Data entries:
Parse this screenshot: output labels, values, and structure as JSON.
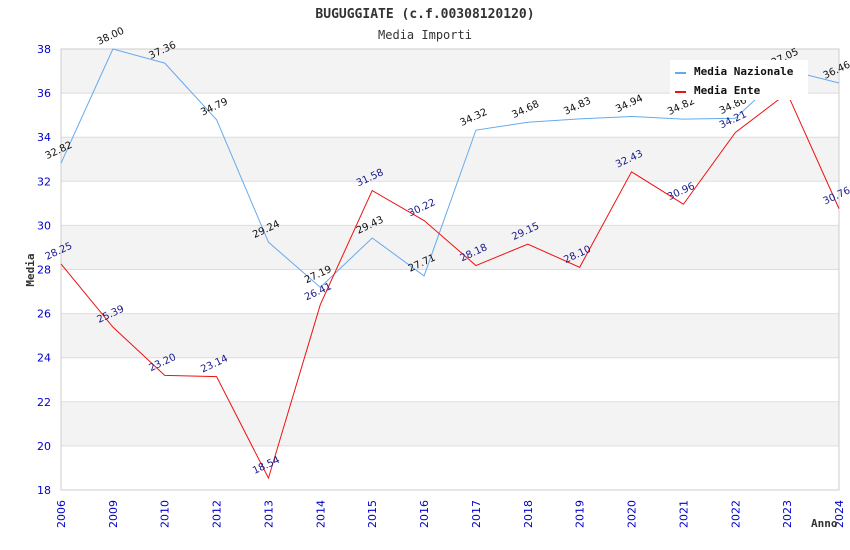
{
  "chart_data": {
    "type": "line",
    "title": "BUGUGGIATE (c.f.00308120120)",
    "subtitle": "Media Importi",
    "xlabel": "Anno",
    "ylabel": "Media",
    "ylim": [
      18,
      38
    ],
    "yticks": [
      "18",
      "20",
      "22",
      "24",
      "26",
      "28",
      "30",
      "32",
      "34",
      "36",
      "38"
    ],
    "categories": [
      "2006",
      "2009",
      "2010",
      "2012",
      "2013",
      "2014",
      "2015",
      "2016",
      "2017",
      "2018",
      "2019",
      "2020",
      "2021",
      "2022",
      "2023",
      "2024"
    ],
    "grid": true,
    "legend_position": "top-right",
    "series": [
      {
        "name": "Media Nazionale",
        "color": "#66aaee",
        "values": [
          32.82,
          38.0,
          37.36,
          34.79,
          29.24,
          27.19,
          29.43,
          27.71,
          34.32,
          34.68,
          34.83,
          34.94,
          34.82,
          34.86,
          37.05,
          36.46
        ],
        "labels": [
          "32.82",
          "38.00",
          "37.36",
          "34.79",
          "29.24",
          "27.19",
          "29.43",
          "27.71",
          "34.32",
          "34.68",
          "34.83",
          "34.94",
          "34.82",
          "34.86",
          "37.05",
          "36.46"
        ]
      },
      {
        "name": "Media Ente",
        "color": "#ee1111",
        "values": [
          28.25,
          25.39,
          23.2,
          23.14,
          18.54,
          26.41,
          31.58,
          30.22,
          28.18,
          29.15,
          28.1,
          32.43,
          30.96,
          34.21,
          36.0,
          30.76
        ],
        "labels": [
          "28.25",
          "25.39",
          "23.20",
          "23.14",
          "18.54",
          "26.41",
          "31.58",
          "30.22",
          "28.18",
          "29.15",
          "28.10",
          "32.43",
          "30.96",
          "34.21",
          "",
          "30.76"
        ]
      }
    ]
  }
}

Exercise:
Extract from the material all lines containing the string "name".

Response:
        "name": "Media Nazionale",
        "name": "Media Ente",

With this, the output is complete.